■ OBJECTIVE ■
Find the word "Material" in the records below. List each line containing it.

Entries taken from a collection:

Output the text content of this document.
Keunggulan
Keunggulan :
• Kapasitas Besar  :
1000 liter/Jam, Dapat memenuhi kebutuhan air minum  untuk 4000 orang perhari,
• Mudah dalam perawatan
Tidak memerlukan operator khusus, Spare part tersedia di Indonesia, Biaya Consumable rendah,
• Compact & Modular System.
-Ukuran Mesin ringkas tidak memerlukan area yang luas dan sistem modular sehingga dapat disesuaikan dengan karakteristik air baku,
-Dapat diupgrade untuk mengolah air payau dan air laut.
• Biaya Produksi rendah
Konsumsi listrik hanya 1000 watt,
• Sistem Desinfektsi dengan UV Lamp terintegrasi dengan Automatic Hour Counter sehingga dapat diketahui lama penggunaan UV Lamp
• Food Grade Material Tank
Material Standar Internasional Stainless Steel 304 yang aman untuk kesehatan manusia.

■ SOLUTION ■
• Food Grade Material Tank
Material Standar Internasional Stainless Steel 304 yang aman untuk kesehatan manusia.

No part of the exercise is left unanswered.